Petit format, vaste panneau, diptyque ou triptyque, chaque
création, précédée de croquis nombreux, s’élabore lentement,
sous-tendue par une armature puissante garantissant les accrochages
successifs de ses matériaux favoris : bois, grillages, enduits, toile
de jute, cartons et papiers divers sublimés par le jeu des pigments, se
succèdent ainsi, s’épaulent et s’enchevêtrent pour, à partir d’une
ébauche fragmentaire apparemment tâtonnante et improbable, mettre à
jour progressivement une peinture structurée et cohérente ordonnée au
sein d‘un foisonnement très complexe.
Etonnement du spectateur, d’abord, en présence de ce
canevas multidirectionnel qui pourrait s’apparenter à celui d’une
fresque, un étrange labyrinthe où l’œil hésite avant de
trouver son chemin, car Gaël BIRON est comme ces griots affectionnés de
lui qui jamais ne craignent, au cœur de leur récit, de multiplier les détours pour mieux
servir leur intention première. Impossible donc de pratiquer ici une
lecture linéaire, de chercher à déceler un quelconque nombre d’or par
trop occidental; aussi est-ce la machette du découvreur à la main que
l’on se doit de plonger dans la brousse de ce treillis luxuriant…
Jeu de piste, donc, ou plutôt parchemin à dessein
initiatique qui fait profit de la gamme entière des couleurs des forêts
et savanes, le vert excepté : noir du mystère et des désirs calcinés,
bleu des grandes chaleurs, des espaces et des corps chauffés à fendre,
blanc du kaolin des danses et des rituels sacrés, marron de la
négritude tant aimée, ocres jaunes et rouges d’une terre hélas trop
souvent gorgée de sang…
La pluralité des mediums implique, quant à elle, un
recours aux gestes les plus variés, des plus retenus (dessins, glacis,
découpes, dégradés…) aux plus incisifs (déchirures, empreintes,
labours, griffures…). Il n’est dès lors pas surprenant que cette
diversité, hautement revendiquée par l’artiste, couplée à une curiosité
de tous les instants, le conduise à varier ses écritures, passant de la
peinture à la gravure, au bas-relief, au collage ou encore à la
sculpture, notamment celle de totems dont le caractère universel lui
permet d’établir une passerelle entre l’art brut européen et un certain
primitivisme qui lui est cher.
■ ■ ■
## Exercices à réaliser
**A.** D'après le texte sur l'œuvre de Gaël BIRON, quelle couleur est exclue de la gamme des couleurs des forêts et savanes ?
**B.** Dans le texte sur l'œuvre de Gaël BIRON, recopiez le passage compris entre « Petit format, vaste » et « foisonnement très complexe. » inclus, en substituant « métaux » à « grillages ».
**C.** Relevez dans le texte sur l'œuvre de Gaël BIRON toutes les formes d'expression entre lesquelles l'artiste varie ses écritures.
Seul le texte doit servir de source pour répondre.
■ ■ ■
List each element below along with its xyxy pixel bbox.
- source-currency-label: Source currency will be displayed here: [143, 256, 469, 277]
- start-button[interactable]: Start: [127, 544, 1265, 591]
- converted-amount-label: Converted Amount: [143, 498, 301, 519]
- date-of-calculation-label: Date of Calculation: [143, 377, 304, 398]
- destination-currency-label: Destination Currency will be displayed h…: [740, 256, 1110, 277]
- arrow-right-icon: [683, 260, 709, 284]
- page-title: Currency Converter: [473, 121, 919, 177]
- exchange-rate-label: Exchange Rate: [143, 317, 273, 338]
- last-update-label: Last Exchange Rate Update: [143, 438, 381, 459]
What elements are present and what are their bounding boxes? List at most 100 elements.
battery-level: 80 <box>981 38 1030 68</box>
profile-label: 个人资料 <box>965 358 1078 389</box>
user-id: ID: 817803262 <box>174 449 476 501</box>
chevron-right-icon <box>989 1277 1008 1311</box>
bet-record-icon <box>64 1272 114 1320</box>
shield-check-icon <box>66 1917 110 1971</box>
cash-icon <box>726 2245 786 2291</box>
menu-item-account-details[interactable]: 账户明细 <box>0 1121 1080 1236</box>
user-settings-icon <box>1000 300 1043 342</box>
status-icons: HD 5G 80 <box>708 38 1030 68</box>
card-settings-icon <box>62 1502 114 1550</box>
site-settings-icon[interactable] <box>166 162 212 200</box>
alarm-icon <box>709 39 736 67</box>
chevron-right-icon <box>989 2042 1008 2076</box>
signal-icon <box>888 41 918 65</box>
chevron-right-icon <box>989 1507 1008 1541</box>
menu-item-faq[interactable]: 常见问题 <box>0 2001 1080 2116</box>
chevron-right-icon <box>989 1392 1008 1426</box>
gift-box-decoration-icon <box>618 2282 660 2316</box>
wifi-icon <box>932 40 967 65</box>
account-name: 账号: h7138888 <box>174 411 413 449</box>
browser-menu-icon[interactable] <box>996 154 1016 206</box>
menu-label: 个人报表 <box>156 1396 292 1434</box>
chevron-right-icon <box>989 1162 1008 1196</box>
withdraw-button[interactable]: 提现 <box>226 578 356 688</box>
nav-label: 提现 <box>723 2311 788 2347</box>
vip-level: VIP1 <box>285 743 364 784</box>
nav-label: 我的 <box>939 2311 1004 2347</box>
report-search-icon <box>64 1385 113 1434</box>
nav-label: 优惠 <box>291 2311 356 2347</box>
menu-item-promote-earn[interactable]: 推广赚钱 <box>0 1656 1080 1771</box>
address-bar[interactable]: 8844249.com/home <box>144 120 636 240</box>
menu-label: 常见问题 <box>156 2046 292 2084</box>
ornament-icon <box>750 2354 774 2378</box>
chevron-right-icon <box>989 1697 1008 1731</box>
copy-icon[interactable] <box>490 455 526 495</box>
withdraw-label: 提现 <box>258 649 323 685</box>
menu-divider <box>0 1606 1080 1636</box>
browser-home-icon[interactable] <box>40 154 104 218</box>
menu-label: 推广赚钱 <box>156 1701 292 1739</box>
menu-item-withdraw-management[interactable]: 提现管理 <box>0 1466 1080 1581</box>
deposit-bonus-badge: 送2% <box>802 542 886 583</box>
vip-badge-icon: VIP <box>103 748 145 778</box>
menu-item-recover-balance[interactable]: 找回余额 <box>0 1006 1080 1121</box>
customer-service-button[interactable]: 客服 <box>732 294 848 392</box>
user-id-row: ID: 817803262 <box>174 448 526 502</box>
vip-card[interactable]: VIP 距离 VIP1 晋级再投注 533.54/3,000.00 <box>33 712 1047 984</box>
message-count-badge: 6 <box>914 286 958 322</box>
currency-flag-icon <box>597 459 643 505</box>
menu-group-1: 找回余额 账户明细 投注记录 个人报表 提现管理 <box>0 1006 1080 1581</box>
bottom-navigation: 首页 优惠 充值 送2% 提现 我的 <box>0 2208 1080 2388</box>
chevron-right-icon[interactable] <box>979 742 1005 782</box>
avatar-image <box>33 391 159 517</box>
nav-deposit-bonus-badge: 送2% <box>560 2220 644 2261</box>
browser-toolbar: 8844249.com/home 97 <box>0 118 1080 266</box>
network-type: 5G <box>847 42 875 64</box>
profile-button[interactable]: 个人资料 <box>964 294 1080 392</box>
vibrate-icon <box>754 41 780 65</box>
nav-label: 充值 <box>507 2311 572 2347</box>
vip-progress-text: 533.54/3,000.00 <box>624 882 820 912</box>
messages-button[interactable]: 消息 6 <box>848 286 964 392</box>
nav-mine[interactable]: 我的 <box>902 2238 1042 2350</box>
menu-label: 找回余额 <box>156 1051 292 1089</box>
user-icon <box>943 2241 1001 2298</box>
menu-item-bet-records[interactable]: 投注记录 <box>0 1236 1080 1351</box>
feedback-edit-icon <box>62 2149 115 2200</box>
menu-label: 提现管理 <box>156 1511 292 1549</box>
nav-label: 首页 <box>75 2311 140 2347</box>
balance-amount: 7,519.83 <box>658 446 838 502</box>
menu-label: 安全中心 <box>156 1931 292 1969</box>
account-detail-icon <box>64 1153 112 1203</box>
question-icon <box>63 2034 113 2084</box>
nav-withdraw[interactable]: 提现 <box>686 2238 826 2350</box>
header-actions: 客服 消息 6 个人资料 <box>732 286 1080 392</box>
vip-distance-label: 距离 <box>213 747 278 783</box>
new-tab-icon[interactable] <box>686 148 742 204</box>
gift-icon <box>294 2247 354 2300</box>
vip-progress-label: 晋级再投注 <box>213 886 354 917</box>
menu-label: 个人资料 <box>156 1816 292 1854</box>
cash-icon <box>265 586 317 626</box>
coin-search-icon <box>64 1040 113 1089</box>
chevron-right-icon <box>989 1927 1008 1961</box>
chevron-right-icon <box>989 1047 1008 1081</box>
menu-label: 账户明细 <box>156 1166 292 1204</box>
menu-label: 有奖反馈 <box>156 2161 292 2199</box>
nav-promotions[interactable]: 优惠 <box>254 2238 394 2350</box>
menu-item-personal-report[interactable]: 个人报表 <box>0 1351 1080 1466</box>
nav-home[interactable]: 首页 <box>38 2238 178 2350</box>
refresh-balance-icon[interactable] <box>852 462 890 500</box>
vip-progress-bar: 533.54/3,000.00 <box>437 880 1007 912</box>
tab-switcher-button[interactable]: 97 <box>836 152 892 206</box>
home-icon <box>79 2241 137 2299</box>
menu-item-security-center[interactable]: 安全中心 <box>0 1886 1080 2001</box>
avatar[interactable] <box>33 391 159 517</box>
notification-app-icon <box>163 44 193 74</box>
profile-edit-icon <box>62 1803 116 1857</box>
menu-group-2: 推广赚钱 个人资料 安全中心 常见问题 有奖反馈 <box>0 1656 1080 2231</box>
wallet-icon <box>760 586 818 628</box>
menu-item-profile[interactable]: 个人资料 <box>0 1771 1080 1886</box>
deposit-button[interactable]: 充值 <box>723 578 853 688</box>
■ ■ ■
## Réponses complètes
**A.** Le vert.

**B.**
Petit format, vaste panneau, diptyque ou triptyque, chaque
création, précédée de croquis nombreux, s’élabore lentement,
sous-tendue par une armature puissante garantissant les accrochages
successifs de ses matériaux favoris : bois, métaux, enduits, toile
de jute, cartons et papiers divers sublimés par le jeu des pigments, se
succèdent ainsi, s’épaulent et s’enchevêtrent pour, à partir d’une
ébauche fragmentaire apparemment tâtonnante et improbable, mettre à
jour progressivement une peinture structurée et cohérente ordonnée au
sein d‘un foisonnement très complexe.

**C.** La peinture, la gravure, le bas-relief, le collage et la sculpture.